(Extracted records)
......

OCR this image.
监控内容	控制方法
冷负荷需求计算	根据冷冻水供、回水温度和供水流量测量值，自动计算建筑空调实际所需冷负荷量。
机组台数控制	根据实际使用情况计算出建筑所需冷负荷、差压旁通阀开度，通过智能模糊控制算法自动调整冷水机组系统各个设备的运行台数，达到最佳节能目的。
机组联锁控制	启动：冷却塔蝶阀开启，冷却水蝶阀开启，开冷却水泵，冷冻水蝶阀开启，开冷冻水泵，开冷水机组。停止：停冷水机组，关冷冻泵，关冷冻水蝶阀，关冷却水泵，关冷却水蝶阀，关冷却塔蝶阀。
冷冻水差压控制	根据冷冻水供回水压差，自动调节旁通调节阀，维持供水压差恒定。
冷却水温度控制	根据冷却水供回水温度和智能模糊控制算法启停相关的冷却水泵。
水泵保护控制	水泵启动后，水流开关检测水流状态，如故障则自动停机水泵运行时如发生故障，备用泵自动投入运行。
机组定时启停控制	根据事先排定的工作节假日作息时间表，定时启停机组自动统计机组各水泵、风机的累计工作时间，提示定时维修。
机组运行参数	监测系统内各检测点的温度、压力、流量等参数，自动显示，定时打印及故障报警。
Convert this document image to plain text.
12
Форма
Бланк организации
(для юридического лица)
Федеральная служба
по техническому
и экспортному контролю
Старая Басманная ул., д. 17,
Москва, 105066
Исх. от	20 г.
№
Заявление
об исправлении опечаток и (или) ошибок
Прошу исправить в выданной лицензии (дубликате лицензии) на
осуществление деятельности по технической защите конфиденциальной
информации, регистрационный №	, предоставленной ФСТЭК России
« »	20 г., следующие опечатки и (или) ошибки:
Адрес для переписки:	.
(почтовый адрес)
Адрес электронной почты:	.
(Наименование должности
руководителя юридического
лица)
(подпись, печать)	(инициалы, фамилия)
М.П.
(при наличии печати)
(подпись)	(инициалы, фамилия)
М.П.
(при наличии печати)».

......

Only a number is wanted: how many lines contain the word "подпись"?

2